## Exercise instructions
Look through the entries and report how many lines include the word "Arma". Give the number alone.

-------- Data supplied --------

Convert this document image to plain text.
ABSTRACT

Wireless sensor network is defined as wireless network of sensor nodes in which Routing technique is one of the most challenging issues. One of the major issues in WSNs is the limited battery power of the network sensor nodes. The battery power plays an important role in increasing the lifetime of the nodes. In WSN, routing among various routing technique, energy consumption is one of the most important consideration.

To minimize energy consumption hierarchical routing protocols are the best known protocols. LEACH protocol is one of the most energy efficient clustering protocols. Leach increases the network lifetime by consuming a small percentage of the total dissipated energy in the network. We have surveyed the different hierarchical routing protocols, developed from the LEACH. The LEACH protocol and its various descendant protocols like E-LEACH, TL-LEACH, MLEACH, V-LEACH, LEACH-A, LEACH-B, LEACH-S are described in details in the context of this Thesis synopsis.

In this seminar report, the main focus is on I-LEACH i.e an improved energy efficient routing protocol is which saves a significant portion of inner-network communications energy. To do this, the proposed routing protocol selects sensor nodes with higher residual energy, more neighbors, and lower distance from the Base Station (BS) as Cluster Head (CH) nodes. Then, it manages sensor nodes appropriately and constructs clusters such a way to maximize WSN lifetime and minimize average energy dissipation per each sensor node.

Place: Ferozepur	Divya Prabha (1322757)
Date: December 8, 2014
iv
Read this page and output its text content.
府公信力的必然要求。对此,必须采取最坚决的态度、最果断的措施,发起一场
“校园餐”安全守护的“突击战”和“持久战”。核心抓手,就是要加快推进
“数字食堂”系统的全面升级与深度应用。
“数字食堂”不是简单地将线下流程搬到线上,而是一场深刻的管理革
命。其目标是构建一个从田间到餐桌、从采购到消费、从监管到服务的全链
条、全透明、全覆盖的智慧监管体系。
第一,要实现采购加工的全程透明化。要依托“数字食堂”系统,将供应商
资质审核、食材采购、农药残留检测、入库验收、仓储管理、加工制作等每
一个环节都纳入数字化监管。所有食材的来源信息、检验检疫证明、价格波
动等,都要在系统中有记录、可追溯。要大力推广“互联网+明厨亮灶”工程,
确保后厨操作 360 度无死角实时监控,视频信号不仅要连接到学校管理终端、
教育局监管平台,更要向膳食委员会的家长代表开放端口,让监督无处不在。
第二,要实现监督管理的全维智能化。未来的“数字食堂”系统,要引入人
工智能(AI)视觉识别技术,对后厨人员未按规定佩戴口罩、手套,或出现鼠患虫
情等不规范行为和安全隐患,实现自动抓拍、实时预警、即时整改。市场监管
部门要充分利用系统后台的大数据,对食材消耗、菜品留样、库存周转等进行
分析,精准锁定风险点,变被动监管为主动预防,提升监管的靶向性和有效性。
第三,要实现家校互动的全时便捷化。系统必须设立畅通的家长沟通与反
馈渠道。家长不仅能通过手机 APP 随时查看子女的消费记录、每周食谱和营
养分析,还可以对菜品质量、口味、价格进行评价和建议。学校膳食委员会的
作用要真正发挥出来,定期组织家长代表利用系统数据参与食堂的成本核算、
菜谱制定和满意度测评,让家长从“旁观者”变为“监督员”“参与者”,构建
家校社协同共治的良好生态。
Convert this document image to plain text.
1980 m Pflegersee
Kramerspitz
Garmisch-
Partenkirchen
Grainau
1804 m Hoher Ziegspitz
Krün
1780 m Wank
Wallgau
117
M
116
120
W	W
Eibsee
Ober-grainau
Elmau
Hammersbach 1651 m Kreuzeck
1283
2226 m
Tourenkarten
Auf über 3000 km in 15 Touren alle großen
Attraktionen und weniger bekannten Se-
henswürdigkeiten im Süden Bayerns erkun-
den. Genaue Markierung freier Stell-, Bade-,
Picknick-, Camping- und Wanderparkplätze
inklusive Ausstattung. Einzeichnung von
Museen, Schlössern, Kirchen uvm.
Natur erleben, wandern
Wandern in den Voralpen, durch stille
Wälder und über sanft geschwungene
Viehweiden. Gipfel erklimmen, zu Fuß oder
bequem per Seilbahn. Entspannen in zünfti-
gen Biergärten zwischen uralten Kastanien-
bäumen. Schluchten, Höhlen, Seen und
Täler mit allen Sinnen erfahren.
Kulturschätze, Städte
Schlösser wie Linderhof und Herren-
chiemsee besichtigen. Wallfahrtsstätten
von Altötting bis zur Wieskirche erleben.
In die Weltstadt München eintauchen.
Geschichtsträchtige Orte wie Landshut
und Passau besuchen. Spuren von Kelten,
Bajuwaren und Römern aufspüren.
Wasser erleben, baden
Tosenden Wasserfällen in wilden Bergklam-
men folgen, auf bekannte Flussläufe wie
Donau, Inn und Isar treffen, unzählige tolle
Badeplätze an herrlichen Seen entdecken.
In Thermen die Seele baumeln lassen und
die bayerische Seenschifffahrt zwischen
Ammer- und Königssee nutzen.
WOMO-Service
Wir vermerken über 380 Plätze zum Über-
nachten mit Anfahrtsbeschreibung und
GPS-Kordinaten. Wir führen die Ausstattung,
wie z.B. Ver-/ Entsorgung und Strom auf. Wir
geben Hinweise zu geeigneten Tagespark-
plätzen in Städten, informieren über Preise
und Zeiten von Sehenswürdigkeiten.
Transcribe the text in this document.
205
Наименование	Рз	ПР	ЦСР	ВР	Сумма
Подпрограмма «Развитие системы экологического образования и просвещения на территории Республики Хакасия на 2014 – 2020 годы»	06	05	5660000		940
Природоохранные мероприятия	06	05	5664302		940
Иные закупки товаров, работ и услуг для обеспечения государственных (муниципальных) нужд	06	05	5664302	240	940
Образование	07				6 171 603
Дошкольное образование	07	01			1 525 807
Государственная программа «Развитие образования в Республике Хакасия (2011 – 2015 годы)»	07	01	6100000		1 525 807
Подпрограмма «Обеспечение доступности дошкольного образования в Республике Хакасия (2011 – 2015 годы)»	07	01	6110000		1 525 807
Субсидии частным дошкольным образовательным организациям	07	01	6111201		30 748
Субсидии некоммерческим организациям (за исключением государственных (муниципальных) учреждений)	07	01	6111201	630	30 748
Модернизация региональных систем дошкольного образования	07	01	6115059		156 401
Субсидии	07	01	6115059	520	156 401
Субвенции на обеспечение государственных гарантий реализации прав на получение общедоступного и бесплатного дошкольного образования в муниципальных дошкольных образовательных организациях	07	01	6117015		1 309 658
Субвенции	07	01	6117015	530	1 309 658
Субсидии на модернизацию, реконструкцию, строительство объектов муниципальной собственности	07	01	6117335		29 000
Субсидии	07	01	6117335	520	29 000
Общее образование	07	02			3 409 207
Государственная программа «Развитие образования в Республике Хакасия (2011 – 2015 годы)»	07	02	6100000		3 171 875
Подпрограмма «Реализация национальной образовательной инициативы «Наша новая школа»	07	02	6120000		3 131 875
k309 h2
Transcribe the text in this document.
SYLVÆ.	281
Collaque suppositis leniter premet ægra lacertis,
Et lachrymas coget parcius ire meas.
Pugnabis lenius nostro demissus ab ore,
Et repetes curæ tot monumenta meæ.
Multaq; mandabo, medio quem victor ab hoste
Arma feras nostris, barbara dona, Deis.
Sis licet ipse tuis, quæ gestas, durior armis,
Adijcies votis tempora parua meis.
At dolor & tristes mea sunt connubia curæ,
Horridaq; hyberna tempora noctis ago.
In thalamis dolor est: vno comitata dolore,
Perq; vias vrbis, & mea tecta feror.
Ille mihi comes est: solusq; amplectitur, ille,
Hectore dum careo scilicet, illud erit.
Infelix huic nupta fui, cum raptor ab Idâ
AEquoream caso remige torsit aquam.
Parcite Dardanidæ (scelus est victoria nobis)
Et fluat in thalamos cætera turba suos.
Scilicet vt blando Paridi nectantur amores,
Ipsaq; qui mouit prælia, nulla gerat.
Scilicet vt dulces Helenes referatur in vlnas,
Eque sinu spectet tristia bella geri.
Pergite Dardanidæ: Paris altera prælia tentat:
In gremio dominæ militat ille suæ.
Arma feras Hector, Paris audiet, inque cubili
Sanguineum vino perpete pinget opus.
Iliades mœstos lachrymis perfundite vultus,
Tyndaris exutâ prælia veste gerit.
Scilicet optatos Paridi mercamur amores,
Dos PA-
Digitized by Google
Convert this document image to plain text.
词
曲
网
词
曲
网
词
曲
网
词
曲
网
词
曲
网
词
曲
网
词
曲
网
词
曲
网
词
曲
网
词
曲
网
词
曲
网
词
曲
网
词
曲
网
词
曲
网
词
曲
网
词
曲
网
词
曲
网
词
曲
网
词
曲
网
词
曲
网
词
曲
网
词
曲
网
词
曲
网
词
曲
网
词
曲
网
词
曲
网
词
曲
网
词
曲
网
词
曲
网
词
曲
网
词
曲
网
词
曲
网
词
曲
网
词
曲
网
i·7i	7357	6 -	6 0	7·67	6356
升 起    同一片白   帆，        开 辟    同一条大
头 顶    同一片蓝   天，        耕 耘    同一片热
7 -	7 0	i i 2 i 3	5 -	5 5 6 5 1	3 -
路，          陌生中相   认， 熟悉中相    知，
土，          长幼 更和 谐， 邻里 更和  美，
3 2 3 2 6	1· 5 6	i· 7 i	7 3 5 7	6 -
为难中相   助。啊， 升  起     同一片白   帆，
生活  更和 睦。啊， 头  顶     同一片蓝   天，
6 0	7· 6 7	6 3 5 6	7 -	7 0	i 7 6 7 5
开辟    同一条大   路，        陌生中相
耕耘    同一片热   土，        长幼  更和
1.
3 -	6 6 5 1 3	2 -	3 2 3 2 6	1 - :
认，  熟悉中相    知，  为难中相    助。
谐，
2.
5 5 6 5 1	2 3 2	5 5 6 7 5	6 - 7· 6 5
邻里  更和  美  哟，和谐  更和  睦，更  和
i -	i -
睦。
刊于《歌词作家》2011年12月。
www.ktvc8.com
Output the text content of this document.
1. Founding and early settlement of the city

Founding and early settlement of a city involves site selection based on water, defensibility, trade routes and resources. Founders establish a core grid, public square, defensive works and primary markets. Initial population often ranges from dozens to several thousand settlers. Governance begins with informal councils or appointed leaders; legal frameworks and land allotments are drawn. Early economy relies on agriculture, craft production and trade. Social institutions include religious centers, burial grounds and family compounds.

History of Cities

--------

## Exercise output
2